§ Short problem
Pick out each line in these entries that contains the string "Brain".

(Rows from a figure dataset)
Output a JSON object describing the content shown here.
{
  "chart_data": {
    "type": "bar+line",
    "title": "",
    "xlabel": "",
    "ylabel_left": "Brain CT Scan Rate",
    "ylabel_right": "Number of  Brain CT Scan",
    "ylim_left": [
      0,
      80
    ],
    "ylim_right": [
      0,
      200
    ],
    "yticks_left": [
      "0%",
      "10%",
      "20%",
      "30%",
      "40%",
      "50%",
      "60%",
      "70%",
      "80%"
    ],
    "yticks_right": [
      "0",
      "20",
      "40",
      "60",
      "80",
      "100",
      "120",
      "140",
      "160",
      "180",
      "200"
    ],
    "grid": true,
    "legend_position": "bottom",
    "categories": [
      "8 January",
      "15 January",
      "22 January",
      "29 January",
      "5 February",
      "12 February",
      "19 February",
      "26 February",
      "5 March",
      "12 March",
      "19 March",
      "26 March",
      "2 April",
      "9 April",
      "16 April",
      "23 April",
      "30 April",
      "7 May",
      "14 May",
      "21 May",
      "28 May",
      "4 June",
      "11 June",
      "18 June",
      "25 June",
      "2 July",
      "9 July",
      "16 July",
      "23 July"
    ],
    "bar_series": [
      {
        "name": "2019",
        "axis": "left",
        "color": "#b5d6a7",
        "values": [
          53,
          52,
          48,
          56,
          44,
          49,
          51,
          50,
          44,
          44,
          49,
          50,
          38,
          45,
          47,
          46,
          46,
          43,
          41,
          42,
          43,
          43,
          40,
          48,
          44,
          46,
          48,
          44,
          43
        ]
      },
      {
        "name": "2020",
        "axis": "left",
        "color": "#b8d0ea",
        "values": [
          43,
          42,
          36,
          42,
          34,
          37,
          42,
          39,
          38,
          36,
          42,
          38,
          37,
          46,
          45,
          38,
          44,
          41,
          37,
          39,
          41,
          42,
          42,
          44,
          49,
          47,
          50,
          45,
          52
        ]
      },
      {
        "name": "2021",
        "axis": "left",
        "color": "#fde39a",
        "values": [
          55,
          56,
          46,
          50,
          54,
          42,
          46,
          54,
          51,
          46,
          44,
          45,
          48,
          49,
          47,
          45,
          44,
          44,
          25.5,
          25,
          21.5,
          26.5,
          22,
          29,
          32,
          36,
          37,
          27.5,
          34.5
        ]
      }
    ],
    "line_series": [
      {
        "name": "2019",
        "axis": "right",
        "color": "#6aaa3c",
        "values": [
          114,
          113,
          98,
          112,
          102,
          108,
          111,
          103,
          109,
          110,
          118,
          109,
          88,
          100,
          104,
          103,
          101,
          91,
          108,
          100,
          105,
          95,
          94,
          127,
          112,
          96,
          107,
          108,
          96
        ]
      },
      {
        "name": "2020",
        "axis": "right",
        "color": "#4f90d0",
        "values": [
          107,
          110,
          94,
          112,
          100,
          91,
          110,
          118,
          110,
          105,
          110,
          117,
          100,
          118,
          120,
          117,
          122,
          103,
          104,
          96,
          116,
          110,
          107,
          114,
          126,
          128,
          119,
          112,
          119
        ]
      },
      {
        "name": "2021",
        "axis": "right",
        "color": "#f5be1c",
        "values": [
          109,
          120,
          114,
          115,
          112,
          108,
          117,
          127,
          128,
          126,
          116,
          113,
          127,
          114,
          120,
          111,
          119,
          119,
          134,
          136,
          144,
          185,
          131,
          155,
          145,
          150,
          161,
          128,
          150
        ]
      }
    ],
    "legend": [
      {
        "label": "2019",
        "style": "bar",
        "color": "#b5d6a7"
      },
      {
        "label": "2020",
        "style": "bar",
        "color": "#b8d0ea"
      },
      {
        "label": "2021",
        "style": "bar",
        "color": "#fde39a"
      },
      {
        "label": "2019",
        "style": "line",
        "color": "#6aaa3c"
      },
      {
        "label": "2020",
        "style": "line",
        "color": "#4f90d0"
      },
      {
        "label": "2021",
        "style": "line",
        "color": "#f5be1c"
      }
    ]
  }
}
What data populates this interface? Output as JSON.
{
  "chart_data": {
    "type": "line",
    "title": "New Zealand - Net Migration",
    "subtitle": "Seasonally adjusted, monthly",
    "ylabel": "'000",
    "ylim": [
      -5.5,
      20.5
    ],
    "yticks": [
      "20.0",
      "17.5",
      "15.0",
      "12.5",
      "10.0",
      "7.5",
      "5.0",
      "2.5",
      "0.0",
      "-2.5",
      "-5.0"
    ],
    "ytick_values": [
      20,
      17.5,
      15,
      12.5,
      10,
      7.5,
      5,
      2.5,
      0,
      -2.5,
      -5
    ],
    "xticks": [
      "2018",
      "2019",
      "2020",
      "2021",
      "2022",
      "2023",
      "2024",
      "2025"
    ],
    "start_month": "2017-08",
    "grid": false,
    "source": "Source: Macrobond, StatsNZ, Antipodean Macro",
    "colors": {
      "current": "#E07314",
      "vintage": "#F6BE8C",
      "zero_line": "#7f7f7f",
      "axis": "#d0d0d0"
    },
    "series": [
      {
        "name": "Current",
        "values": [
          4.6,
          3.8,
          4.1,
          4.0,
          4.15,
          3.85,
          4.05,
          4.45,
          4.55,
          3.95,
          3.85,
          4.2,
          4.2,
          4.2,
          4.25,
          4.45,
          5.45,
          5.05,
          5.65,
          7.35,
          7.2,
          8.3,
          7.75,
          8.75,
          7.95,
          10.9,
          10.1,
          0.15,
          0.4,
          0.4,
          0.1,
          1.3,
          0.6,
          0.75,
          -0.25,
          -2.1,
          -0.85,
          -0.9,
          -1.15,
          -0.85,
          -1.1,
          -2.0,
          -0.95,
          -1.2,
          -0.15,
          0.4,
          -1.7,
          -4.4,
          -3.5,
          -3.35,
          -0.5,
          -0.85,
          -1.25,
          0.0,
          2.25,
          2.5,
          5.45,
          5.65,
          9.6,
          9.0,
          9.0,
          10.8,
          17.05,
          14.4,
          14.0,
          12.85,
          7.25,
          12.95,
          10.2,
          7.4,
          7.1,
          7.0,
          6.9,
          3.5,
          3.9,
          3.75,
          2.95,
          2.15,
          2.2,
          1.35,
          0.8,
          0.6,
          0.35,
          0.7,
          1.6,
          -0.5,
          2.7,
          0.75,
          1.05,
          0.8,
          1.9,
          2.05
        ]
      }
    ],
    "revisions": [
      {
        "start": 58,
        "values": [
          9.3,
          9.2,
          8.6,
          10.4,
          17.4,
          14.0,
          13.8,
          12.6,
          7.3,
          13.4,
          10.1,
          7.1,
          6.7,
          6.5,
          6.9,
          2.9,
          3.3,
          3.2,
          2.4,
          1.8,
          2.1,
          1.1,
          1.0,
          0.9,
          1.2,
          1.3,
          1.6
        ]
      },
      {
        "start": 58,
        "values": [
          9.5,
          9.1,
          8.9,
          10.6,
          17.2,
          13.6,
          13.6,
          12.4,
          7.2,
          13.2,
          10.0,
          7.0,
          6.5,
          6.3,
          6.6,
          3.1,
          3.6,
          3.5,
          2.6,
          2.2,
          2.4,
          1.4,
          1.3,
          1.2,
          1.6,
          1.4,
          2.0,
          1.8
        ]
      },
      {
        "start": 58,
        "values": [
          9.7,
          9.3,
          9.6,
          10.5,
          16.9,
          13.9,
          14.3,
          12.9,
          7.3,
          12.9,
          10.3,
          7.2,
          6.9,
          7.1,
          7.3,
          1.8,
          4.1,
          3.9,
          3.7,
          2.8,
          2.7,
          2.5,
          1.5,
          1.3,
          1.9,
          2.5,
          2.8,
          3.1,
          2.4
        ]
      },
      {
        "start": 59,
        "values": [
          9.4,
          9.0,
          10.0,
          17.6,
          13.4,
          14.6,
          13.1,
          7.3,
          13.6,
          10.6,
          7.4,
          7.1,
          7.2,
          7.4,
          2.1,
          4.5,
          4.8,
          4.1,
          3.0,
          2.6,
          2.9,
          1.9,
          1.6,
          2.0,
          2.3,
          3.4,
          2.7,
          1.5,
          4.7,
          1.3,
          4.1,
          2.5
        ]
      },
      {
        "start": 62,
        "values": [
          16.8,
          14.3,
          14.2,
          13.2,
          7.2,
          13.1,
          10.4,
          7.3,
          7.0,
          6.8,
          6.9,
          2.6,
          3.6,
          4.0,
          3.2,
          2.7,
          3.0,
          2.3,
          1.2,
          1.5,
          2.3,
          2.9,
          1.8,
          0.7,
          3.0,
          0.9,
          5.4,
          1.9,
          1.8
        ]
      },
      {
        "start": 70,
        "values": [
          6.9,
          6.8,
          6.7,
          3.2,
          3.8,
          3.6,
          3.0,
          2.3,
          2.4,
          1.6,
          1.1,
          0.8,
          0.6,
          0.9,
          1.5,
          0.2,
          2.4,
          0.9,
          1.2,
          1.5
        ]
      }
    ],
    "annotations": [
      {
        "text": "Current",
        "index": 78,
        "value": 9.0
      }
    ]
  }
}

§ Response
    "ylabel_left": "Brain CT Scan Rate",
    "ylabel_right": "Number of  Brain CT Scan",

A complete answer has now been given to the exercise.